Do this:
From the entries that follow, gather each line holding the word "mining".

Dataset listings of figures
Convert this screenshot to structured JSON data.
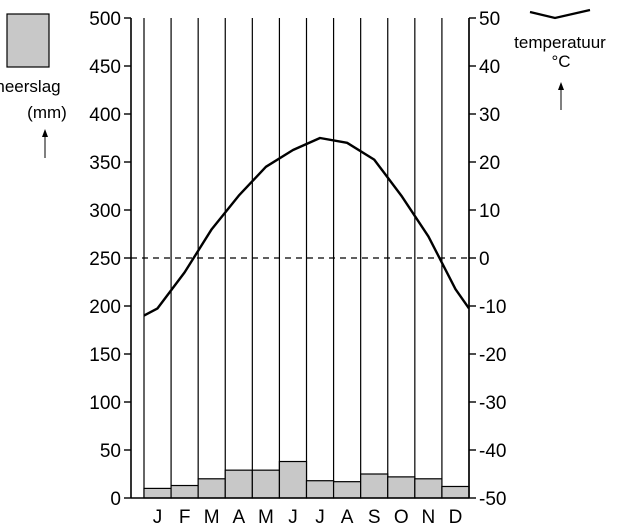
{
  "chart_data": {
    "type": "bar+line",
    "categories": [
      "J",
      "F",
      "M",
      "A",
      "M",
      "J",
      "J",
      "A",
      "S",
      "O",
      "N",
      "D"
    ],
    "precipitation": {
      "label_lines": [
        "neerslag",
        "(mm)"
      ],
      "values": [
        10,
        13,
        20,
        29,
        29,
        38,
        18,
        17,
        25,
        22,
        20,
        12
      ],
      "ylim": [
        0,
        500
      ],
      "ticks": [
        "0",
        "50",
        "100",
        "150",
        "200",
        "250",
        "300",
        "350",
        "400",
        "450",
        "500"
      ],
      "color": "#c8c8c8"
    },
    "temperature": {
      "label_lines": [
        "temperatuur",
        "°C"
      ],
      "x": [
        -0.5,
        0,
        1,
        2,
        3,
        4,
        5,
        6,
        7,
        8,
        9,
        10,
        11,
        11.5
      ],
      "values": [
        -12,
        -10.5,
        -3,
        6,
        13,
        19,
        22.5,
        25,
        24,
        20.5,
        13,
        4.5,
        -6.5,
        -10.5
      ],
      "ylim": [
        -50,
        50
      ],
      "ticks": [
        "-50",
        "-40",
        "-30",
        "-20",
        "-10",
        "0",
        "10",
        "20",
        "30",
        "40",
        "50"
      ],
      "color": "#000000"
    },
    "grid": true,
    "zero_line_dashed": true
  }
}
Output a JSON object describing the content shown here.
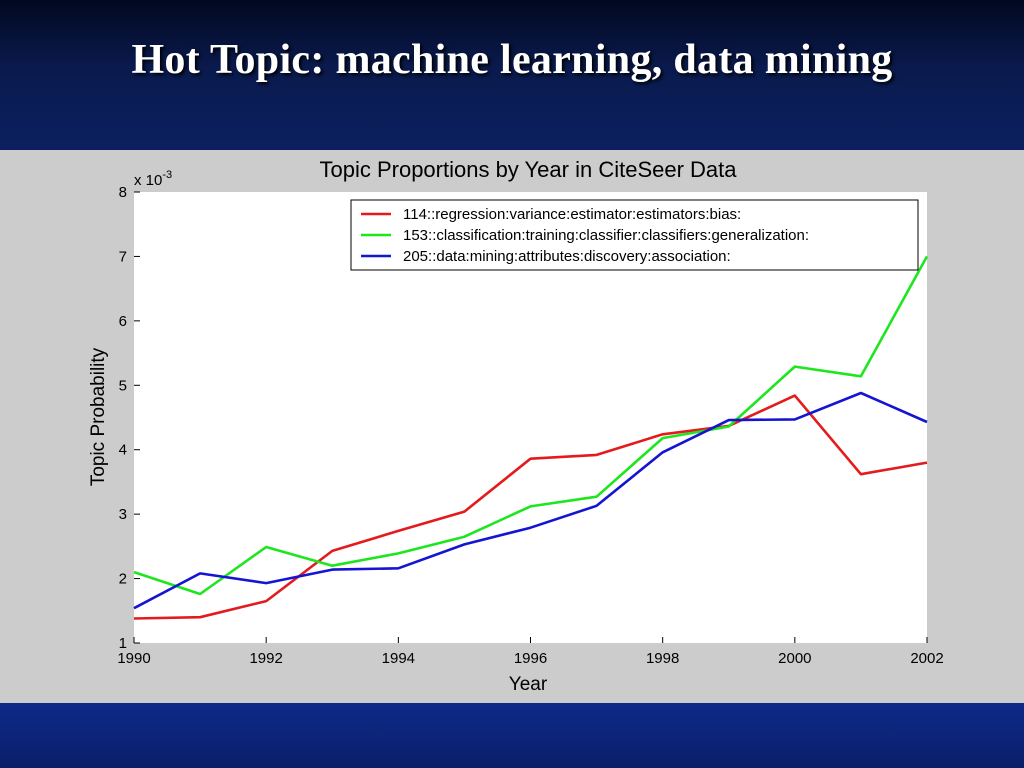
{
  "slide": {
    "title": "Hot Topic: machine learning, data mining"
  },
  "colors": {
    "header_bg": "#0a1a4d",
    "figure_bg": "#cccccc",
    "plot_bg": "#ffffff",
    "footer_bg": "#0d2a88"
  },
  "chart_data": {
    "type": "line",
    "title": "Topic Proportions by Year in CiteSeer Data",
    "xlabel": "Year",
    "ylabel": "Topic Probability",
    "y_multiplier_label": "x 10",
    "y_multiplier_exponent": "-3",
    "xlim": [
      1990,
      2002
    ],
    "ylim": [
      1,
      8
    ],
    "x_ticks": [
      1990,
      1992,
      1994,
      1996,
      1998,
      2000,
      2002
    ],
    "y_ticks": [
      1,
      2,
      3,
      4,
      5,
      6,
      7,
      8
    ],
    "grid": false,
    "legend_position": "top-right",
    "x": [
      1990,
      1991,
      1992,
      1993,
      1994,
      1995,
      1996,
      1997,
      1998,
      1999,
      2000,
      2001,
      2002
    ],
    "series": [
      {
        "name": "114::regression:variance:estimator:estimators:bias:",
        "color": "#e41a1c",
        "values": [
          1.38,
          1.4,
          1.65,
          2.43,
          2.74,
          3.04,
          3.86,
          3.92,
          4.24,
          4.37,
          4.84,
          3.62,
          3.8
        ]
      },
      {
        "name": "153::classification:training:classifier:classifiers:generalization:",
        "color": "#1ee61e",
        "values": [
          2.1,
          1.76,
          2.49,
          2.2,
          2.39,
          2.65,
          3.12,
          3.27,
          4.18,
          4.36,
          5.29,
          5.14,
          7.0
        ]
      },
      {
        "name": "205::data:mining:attributes:discovery:association:",
        "color": "#1414d2",
        "values": [
          1.54,
          2.08,
          1.93,
          2.14,
          2.16,
          2.53,
          2.79,
          3.13,
          3.96,
          4.46,
          4.47,
          4.88,
          4.43
        ]
      }
    ]
  }
}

Solution for this task:
    "title": "Hot Topic: machine learning, data mining"
        "name": "205::data:mining:attributes:discovery:association:",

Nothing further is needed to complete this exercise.